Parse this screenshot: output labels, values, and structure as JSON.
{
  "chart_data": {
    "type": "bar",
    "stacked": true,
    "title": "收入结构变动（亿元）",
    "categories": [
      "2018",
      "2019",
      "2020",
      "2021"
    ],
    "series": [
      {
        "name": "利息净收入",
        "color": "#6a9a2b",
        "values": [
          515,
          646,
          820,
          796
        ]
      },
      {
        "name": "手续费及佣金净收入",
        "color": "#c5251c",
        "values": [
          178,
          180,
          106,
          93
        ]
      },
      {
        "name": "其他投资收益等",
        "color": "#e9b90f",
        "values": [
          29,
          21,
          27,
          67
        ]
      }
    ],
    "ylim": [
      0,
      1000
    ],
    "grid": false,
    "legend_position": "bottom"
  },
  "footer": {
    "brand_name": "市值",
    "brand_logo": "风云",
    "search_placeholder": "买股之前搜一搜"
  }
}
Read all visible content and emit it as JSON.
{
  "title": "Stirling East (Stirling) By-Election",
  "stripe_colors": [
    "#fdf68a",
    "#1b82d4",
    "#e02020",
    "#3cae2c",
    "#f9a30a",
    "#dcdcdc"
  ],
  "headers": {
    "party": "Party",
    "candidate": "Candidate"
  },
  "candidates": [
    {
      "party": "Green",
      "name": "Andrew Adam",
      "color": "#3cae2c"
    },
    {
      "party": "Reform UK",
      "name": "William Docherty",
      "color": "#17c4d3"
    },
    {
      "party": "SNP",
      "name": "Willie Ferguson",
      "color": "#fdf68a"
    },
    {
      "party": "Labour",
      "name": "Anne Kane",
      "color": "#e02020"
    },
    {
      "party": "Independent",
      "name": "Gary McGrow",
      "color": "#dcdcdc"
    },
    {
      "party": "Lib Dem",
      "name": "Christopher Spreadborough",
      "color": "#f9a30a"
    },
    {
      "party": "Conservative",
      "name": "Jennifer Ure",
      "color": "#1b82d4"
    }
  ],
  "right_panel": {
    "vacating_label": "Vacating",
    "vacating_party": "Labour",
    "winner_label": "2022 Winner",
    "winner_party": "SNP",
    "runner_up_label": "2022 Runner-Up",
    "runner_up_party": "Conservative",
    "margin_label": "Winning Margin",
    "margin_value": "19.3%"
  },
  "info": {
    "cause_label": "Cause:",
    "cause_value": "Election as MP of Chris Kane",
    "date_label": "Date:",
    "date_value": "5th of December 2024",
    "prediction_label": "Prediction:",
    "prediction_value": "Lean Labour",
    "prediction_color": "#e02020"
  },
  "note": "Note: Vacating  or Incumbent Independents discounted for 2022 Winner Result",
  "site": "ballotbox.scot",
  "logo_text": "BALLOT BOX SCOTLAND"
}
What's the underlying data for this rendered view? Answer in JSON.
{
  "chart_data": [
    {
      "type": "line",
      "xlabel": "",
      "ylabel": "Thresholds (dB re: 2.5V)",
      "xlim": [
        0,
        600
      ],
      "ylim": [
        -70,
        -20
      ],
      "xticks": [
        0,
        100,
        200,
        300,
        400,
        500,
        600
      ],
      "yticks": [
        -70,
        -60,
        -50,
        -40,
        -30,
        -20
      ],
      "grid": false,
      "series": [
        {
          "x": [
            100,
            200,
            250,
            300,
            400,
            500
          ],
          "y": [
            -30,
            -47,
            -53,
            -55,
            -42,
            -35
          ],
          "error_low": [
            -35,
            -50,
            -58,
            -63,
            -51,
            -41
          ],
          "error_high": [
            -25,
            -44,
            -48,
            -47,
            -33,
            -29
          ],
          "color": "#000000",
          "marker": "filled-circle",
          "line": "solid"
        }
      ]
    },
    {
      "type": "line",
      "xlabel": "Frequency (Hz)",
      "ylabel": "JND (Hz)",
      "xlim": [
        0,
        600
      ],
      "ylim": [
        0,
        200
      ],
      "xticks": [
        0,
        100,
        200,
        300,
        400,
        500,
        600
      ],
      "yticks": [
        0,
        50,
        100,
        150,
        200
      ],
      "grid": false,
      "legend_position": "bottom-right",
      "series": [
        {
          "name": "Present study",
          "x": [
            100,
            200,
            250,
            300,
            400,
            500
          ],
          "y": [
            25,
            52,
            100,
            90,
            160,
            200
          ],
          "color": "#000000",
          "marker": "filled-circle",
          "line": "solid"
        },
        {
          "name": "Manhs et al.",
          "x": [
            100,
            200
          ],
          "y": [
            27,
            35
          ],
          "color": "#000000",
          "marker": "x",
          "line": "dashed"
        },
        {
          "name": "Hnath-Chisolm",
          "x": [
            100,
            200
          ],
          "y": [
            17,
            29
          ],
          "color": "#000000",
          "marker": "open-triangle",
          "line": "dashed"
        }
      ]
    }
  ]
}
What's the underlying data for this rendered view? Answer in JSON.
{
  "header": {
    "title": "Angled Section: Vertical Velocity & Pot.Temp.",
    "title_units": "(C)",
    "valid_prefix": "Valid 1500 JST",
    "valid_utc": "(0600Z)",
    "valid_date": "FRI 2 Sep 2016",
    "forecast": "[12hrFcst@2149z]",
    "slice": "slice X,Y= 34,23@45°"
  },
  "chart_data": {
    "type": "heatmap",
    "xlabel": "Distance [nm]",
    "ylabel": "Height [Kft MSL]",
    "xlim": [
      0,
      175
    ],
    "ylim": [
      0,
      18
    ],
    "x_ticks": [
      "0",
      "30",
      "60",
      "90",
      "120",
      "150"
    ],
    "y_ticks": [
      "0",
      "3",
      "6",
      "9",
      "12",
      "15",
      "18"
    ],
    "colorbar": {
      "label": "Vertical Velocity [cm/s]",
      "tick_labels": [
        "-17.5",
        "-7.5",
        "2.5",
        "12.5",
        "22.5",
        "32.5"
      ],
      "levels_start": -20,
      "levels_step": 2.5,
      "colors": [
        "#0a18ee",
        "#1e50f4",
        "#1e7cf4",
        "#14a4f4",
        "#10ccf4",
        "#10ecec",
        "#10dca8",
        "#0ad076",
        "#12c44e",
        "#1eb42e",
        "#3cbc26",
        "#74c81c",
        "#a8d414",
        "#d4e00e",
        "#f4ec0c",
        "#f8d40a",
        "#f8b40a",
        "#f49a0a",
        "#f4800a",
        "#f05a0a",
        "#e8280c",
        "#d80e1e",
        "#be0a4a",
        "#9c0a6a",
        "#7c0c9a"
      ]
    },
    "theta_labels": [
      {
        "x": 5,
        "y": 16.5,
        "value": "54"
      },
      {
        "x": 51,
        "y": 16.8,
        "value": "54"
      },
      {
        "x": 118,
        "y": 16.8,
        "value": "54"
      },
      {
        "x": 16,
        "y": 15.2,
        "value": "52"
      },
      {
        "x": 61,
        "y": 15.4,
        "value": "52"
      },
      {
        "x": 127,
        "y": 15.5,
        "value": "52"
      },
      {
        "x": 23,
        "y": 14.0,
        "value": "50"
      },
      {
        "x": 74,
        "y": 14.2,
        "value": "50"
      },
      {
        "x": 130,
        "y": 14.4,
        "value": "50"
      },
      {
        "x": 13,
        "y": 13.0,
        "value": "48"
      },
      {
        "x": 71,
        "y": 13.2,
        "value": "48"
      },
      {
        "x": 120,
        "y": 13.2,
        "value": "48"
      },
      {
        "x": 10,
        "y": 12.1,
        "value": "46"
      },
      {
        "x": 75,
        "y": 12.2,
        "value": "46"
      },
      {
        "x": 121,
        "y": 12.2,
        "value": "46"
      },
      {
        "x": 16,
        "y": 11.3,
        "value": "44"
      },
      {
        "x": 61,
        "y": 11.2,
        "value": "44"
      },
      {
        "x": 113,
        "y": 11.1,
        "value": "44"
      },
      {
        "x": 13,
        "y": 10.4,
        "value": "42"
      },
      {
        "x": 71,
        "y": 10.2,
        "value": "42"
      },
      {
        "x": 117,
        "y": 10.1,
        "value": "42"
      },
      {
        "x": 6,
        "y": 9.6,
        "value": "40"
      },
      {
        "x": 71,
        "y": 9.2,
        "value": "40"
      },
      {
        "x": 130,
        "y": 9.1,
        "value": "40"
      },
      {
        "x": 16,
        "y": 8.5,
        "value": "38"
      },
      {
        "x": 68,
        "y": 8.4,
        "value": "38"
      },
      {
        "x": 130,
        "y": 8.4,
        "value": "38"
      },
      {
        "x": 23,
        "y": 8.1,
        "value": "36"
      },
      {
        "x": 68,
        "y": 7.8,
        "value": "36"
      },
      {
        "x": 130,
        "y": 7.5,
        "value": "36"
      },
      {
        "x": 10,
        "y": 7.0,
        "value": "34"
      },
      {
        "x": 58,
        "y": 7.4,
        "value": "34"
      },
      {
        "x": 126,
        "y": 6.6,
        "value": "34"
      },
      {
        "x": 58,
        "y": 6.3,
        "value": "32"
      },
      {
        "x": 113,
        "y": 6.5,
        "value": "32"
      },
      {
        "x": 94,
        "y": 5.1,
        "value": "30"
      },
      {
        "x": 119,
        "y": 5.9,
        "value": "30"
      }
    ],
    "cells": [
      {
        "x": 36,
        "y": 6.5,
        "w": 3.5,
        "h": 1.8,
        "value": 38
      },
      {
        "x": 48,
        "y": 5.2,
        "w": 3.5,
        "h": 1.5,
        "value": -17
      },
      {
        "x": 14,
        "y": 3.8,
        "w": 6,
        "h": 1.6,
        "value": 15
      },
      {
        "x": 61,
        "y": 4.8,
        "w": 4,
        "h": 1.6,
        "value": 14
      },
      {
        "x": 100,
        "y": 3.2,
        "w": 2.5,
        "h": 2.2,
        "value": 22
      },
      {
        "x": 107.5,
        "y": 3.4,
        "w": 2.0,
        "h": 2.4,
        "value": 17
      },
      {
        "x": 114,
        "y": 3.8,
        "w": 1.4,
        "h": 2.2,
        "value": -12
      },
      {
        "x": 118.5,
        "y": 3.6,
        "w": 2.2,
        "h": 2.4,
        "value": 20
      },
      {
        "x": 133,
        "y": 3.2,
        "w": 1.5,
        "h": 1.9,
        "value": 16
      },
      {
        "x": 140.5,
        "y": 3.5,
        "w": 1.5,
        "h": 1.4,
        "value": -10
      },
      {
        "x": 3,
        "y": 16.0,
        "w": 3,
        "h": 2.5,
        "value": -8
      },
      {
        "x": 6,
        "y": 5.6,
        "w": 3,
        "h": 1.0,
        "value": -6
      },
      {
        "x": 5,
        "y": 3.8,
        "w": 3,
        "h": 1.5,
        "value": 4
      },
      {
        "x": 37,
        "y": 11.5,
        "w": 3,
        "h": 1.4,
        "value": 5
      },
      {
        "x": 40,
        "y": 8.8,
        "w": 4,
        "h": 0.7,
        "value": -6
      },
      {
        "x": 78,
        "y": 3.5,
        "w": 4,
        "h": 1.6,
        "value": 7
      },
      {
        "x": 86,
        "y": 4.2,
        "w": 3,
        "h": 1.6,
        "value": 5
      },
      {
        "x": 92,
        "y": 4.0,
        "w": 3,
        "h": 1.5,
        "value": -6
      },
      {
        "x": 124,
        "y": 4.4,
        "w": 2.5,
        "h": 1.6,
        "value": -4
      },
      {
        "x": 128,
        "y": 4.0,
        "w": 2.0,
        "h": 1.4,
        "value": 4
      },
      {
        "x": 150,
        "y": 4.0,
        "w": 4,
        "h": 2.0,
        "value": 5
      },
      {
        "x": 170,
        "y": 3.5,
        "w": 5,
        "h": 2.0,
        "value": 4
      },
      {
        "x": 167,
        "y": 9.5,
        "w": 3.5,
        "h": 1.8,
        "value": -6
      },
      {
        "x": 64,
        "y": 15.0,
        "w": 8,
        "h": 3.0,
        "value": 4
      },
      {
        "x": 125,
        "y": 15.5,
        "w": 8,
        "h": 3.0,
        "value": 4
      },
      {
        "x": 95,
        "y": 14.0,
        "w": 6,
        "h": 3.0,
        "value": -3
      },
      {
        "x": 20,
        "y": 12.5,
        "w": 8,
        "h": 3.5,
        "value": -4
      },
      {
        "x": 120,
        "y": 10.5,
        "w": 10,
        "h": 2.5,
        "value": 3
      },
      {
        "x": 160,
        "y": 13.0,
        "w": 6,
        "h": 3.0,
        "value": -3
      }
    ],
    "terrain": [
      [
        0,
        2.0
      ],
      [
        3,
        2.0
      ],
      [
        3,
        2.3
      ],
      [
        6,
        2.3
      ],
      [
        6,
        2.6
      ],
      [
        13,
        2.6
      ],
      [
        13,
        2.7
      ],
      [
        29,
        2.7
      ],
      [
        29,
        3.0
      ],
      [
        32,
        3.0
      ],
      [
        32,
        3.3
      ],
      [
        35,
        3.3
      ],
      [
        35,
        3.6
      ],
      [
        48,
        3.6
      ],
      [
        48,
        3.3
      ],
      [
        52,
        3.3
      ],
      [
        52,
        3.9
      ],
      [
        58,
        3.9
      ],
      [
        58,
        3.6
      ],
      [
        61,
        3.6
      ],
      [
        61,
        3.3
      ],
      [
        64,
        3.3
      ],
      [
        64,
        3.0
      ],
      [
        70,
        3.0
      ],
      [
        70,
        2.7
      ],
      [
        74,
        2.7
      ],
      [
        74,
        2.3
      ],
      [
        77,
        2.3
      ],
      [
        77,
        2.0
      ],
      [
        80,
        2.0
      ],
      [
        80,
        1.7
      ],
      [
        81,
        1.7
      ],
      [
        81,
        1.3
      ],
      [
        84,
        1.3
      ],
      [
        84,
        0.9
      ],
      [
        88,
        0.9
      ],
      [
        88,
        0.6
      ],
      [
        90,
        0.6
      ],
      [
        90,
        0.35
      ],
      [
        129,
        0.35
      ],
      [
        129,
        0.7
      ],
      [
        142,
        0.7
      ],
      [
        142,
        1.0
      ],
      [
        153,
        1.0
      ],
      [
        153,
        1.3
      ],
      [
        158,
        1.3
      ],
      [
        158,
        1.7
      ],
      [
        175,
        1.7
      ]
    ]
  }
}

****

What the task requires>
Look above for lines with the word "Vertical" and copy them all.

Result of this task>
    "title": "Angled Section: Vertical Velocity & Pot.Temp.",
      "label": "Vertical Velocity [cm/s]",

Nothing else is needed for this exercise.